_EXERCISE INSTRUCTIONS_. Sort through the entries below and pull out lines containing the word "surfboards".
◇ ◇ ◇ ◇
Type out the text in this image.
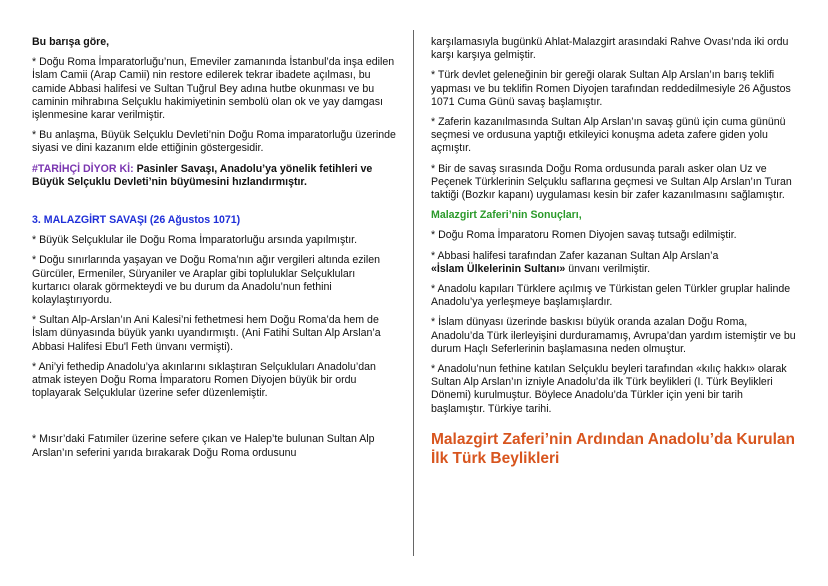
Bu barışa göre,

* Doğu Roma İmparatorluğu’nun, Emeviler zamanında İstanbul’da inşa edilen İslam Camii (Arap Camii) nin restore edilerek tekrar ibadete açılması, bu camide Abbasi halifesi ve Sultan Tuğrul Bey adına hutbe okunması ve bu caminin mihrabına Selçuklu hakimiyetinin sembolü olan ok ve yay damgası işlenmesine karar verilmiştir.

* Bu anlaşma, Büyük Selçuklu Devleti’nin Doğu Roma imparatorluğu üzerinde siyasi ve dini kazanım elde ettiğinin göstergesidir.

#TARİHÇİ DİYOR Kİ: Pasinler Savaşı, Anadolu’ya yönelik fetihleri ve Büyük Selçuklu Devleti’nin büyümesini hızlandırmıştır.

3. MALAZGİRT SAVAŞI (26 Ağustos 1071)

* Büyük Selçuklular ile Doğu Roma İmparatorluğu arsında yapılmıştır.

* Doğu sınırlarında yaşayan ve Doğu Roma’nın ağır vergileri altında ezilen Gürcüler, Ermeniler, Süryaniler ve Araplar gibi topluluklar Selçukluları kurtarıcı olarak görmekteydi ve bu durum da Anadolu’nun fethini kolaylaştırıyordu.

* Sultan Alp-Arslan’ın Ani Kalesi’ni fethetmesi hem Doğu Roma’da hem de İslam dünyasında büyük yankı uyandırmıştı. (Ani Fatihi Sultan Alp Arslan’a Abbasi Halifesi Ebu'l Feth ünvanı vermişti).

* Ani’yi fethedip Anadolu’ya akınlarını sıklaştıran Selçukluları Anadolu’dan atmak isteyen Doğu Roma İmparatoru Romen Diyojen büyük bir ordu toplayarak Selçuklular üzerine sefer düzenlemiştir.

* Mısır’daki Fatımiler üzerine sefere çıkan ve Halep’te bulunan Sultan Alp Arslan’ın seferini yarıda bırakarak Doğu Roma ordusunu

karşılamasıyla bugünkü Ahlat-Malazgirt arasındaki Rahve Ovası’nda iki ordu karşı karşıya gelmiştir.

* Türk devlet geleneğinin bir gereği olarak Sultan Alp Arslan’ın barış teklifi yapması ve bu teklifin Romen Diyojen tarafından reddedilmesiyle 26 Ağustos 1071 Cuma Günü savaş başlamıştır.

* Zaferin kazanılmasında Sultan Alp Arslan’ın savaş günü için cuma gününü seçmesi ve ordusuna yaptığı etkileyici konuşma adeta zafere giden yolu açmıştır.

* Bir de savaş sırasında Doğu Roma ordusunda paralı asker olan Uz ve Peçenek Türklerinin Selçuklu saflarına geçmesi ve Sultan Alp Arslan’ın Turan taktiği (Bozkır kapanı) uygulaması kesin bir zafer kazanılmasını sağlamıştır.

Malazgirt Zaferi’nin Sonuçları,

* Doğu Roma İmparatoru Romen Diyojen savaş tutsağı edilmiştir.

* Abbasi halifesi tarafından Zafer kazanan Sultan Alp Arslan’a
«İslam Ülkelerinin Sultanı» ünvanı verilmiştir.

* Anadolu kapıları Türklere açılmış ve Türkistan gelen Türkler gruplar halinde Anadolu’ya yerleşmeye başlamışlardır.

* İslam dünyası üzerinde baskısı büyük oranda azalan Doğu Roma, Anadolu’da Türk ilerleyişini durduramamış, Avrupa’dan yardım istemiştir ve bu durum Haçlı Seferlerinin başlamasına neden olmuştur.

* Anadolu’nun fethine katılan Selçuklu beyleri tarafından «kılıç hakkı» olarak Sultan Alp Arslan’ın izniyle Anadolu’da ilk Türk beylikleri (I. Türk Beylikleri Dönemi) kurulmuştur. Böylece Anadolu’da Türkler için yeni bir tarih başlamıştır. Türkiye tarihi.

Malazgirt Zaferi’nin Ardından Anadolu’da Kurulan İlk Türk Beylikleri
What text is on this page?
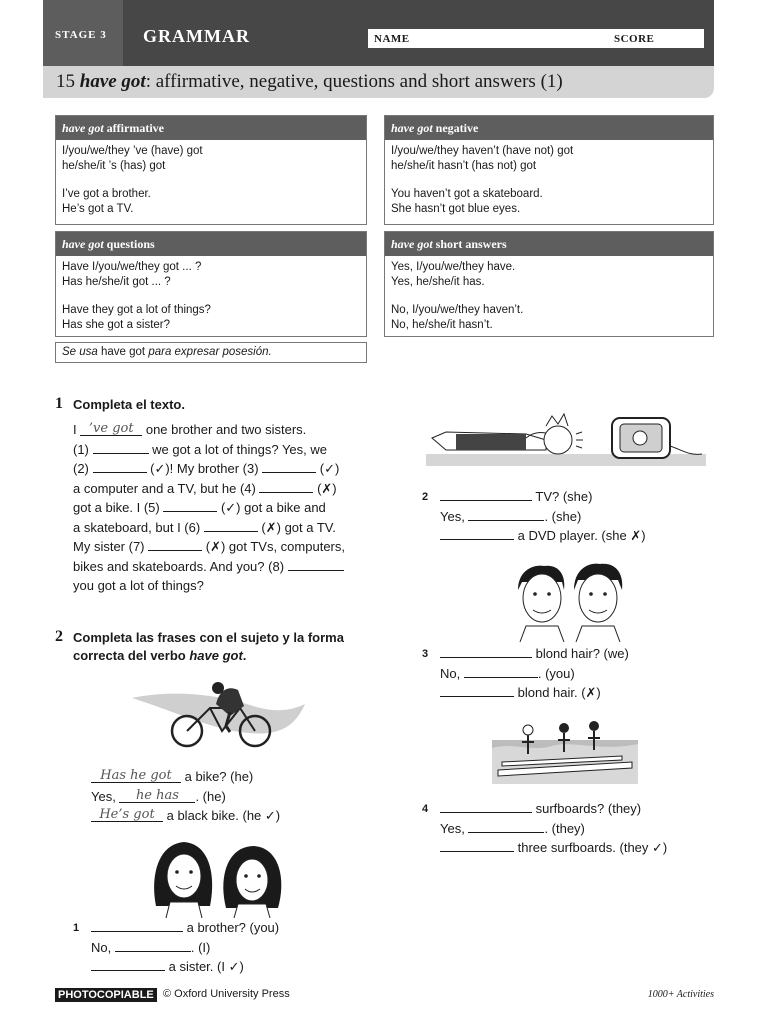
STAGE 3 GRAMMAR	NAME	SCORE
15 have got: affirmative, negative, questions and short answers (1)
have got affirmative
I/you/we/they ’ve (have) got
he/she/it ’s (has) got
I’ve got a brother.
He’s got a TV.
have got negative
I/you/we/they haven’t (have not) got
he/she/it hasn’t (has not) got
You haven’t got a skateboard.
She hasn’t got blue eyes.
have got questions
Have I/you/we/they got ... ?
Has he/she/it got ... ?
Have they got a lot of things?
Has she got a sister?
have got short answers
Yes, I/you/we/they have.
Yes, he/she/it has.
No, I/you/we/they haven’t.
No, he/she/it hasn’t.
Se usa have got para expresar posesión.
1 Completa el texto.
I ’ve got one brother and two sisters.
(1)	we got a lot of things? Yes, we
(2)	(✓)! My brother (3)	(✓)
a computer and a TV, but he (4)	(✗)
got a bike. I (5)	(✓) got a bike and
a skateboard, but I (6)	(✗) got a TV.
My sister (7)	(✗) got TVs, computers,
bikes and skateboards. And you? (8)
you got a lot of things?
2 Completa las frases con el sujeto y la forma
correcta del verbo have got.
Has he got a bike? (he)
Yes, he has . (he)
He’s got a black bike. (he ✓)
1	a brother? (you)
No,	. (I)
a sister. (I ✓)
2	TV? (she)
Yes,	. (she)
a DVD player. (she ✗)
3	blond hair? (we)
No,	. (you)
blond hair. (✗)
4	surfboards? (they)
Yes,	. (they)
three surfboards. (they ✓)
PHOTOCOPIABLE © Oxford University Press	1000+ Activities
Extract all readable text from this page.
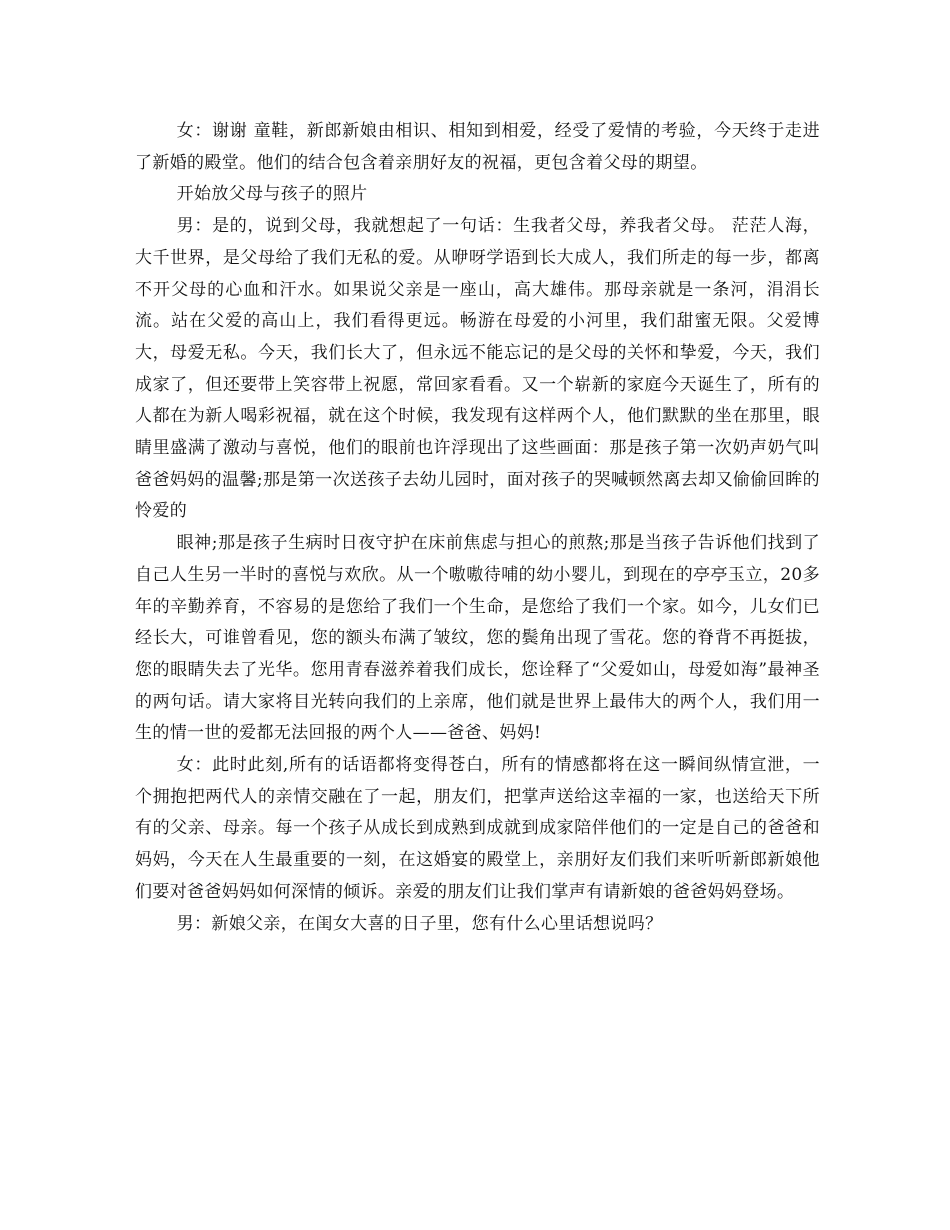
女：谢谢 童鞋，新郎新娘由相识、相知到相爱，经受了爱情的考验，今天终于走进了新婚的殿堂。他们的结合包含着亲朋好友的祝福，更包含着父母的期望。

开始放父母与孩子的照片

男：是的，说到父母，我就想起了一句话：生我者父母，养我者父母。 茫茫人海，大千世界，是父母给了我们无私的爱。从咿呀学语到长大成人，我们所走的每一步，都离不开父母的心血和汗水。如果说父亲是一座山，高大雄伟。那母亲就是一条河，涓涓长流。站在父爱的高山上，我们看得更远。畅游在母爱的小河里，我们甜蜜无限。父爱博大，母爱无私。今天，我们长大了，但永远不能忘记的是父母的关怀和挚爱，今天，我们成家了，但还要带上笑容带上祝愿，常回家看看。又一个崭新的家庭今天诞生了，所有的人都在为新人喝彩祝福，就在这个时候，我发现有这样两个人，他们默默的坐在那里，眼睛里盛满了激动与喜悦，他们的眼前也许浮现出了这些画面：那是孩子第一次奶声奶气叫爸爸妈妈的温馨;那是第一次送孩子去幼儿园时，面对孩子的哭喊顿然离去却又偷偷回眸的怜爱的

眼神;那是孩子生病时日夜守护在床前焦虑与担心的煎熬;那是当孩子告诉他们找到了自己人生另一半时的喜悦与欢欣。从一个嗷嗷待哺的幼小婴儿，到现在的亭亭玉立，20多年的辛勤养育，不容易的是您给了我们一个生命，是您给了我们一个家。如今，儿女们已经长大，可谁曾看见，您的额头布满了皱纹，您的鬓角出现了雪花。您的脊背不再挺拔，您的眼睛失去了光华。您用青春滋养着我们成长，您诠释了“父爱如山，母爱如海”最神圣的两句话。请大家将目光转向我们的上亲席，他们就是世界上最伟大的两个人，我们用一生的情一世的爱都无法回报的两个人——爸爸、妈妈!

女：此时此刻,所有的话语都将变得苍白，所有的情感都将在这一瞬间纵情宣泄，一个拥抱把两代人的亲情交融在了一起，朋友们，把掌声送给这幸福的一家，也送给天下所有的父亲、母亲。每一个孩子从成长到成熟到成就到成家陪伴他们的一定是自己的爸爸和妈妈，今天在人生最重要的一刻，在这婚宴的殿堂上，亲朋好友们我们来听听新郎新娘他们要对爸爸妈妈如何深情的倾诉。亲爱的朋友们让我们掌声有请新娘的爸爸妈妈登场。

男：新娘父亲，在闺女大喜的日子里，您有什么心里话想说吗？
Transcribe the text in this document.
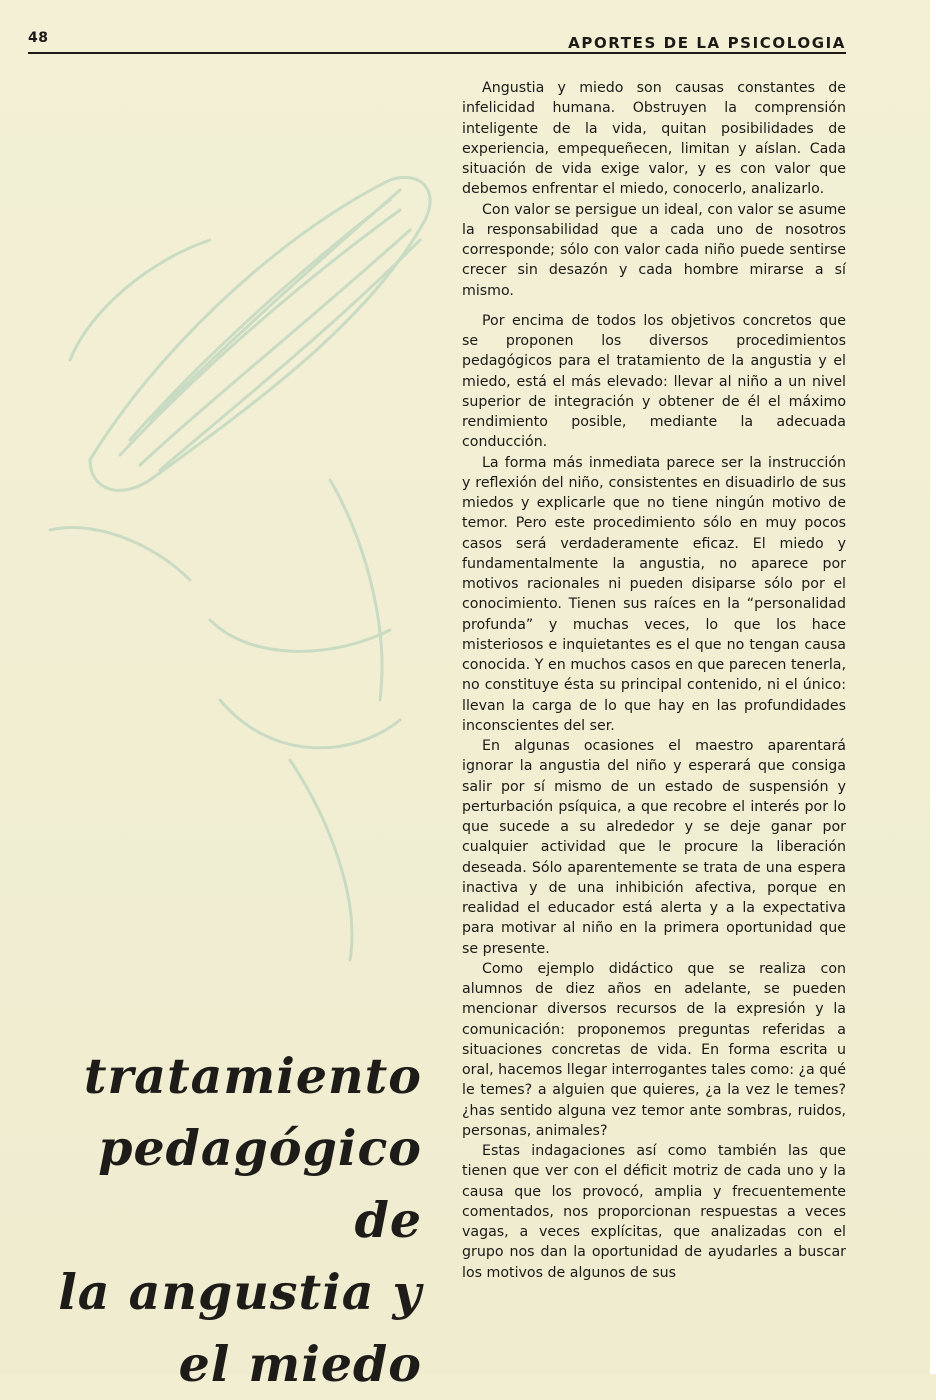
48	APORTES DE LA PSICOLOGIA

Angustia y miedo son causas constantes de infelicidad humana. Obstruyen la comprensión inteligente de la vida, quitan posibilidades de experiencia, empequeñecen, limitan y aíslan. Cada situación de vida exige valor, y es con valor que debemos enfrentar el miedo, conocerlo, analizarlo.

Con valor se persigue un ideal, con valor se asume la responsabilidad que a cada uno de nosotros corresponde; sólo con valor cada niño puede sentirse crecer sin desazón y cada hombre mirarse a sí mismo.

Por encima de todos los objetivos concretos que se proponen los diversos procedimientos pedagógicos para el tratamiento de la angustia y el miedo, está el más elevado: llevar al niño a un nivel superior de integración y obtener de él el máximo rendimiento posible, mediante la adecuada conducción.

La forma más inmediata parece ser la instrucción y reflexión del niño, consistentes en disuadirlo de sus miedos y explicarle que no tiene ningún motivo de temor. Pero este procedimiento sólo en muy pocos casos será verdaderamente eficaz. El miedo y fundamentalmente la angustia, no aparece por motivos racionales ni pueden disiparse sólo por el conocimiento. Tienen sus raíces en la “personalidad profunda” y muchas veces, lo que los hace misteriosos e inquietantes es el que no tengan causa conocida. Y en muchos casos en que parecen tenerla, no constituye ésta su principal contenido, ni el único: llevan la carga de lo que hay en las profundidades inconscientes del ser.

En algunas ocasiones el maestro aparentará ignorar la angustia del niño y esperará que consiga salir por sí mismo de un estado de suspensión y perturbación psíquica, a que recobre el interés por lo que sucede a su alrededor y se deje ganar por cualquier actividad que le procure la liberación deseada. Sólo aparentemente se trata de una espera inactiva y de una inhibición afectiva, porque en realidad el educador está alerta y a la expectativa para motivar al niño en la primera oportunidad que se presente.

Como ejemplo didáctico que se realiza con alumnos de diez años en adelante, se pueden mencionar diversos recursos de la expresión y la comunicación: proponemos preguntas referidas a situaciones concretas de vida. En forma escrita u oral, hacemos llegar interrogantes tales como: ¿a qué le temes? a alguien que quieres, ¿a la vez le temes? ¿has sentido alguna vez temor ante sombras, ruidos, personas, animales?

Estas indagaciones así como también las que tienen que ver con el déficit motriz de cada uno y la causa que los provocó, amplia y frecuentemente comentados, nos proporcionan respuestas a veces vagas, a veces explícitas, que analizadas con el grupo nos dan la oportunidad de ayudarles a buscar los motivos de algunos de sus

tratamiento
pedagógico de
la angustia y
el miedo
◇ ◇ ◇ ◇
_WRITTEN RESPONSE_.
4	surfboards? (they)
three surfboards. (they ✓)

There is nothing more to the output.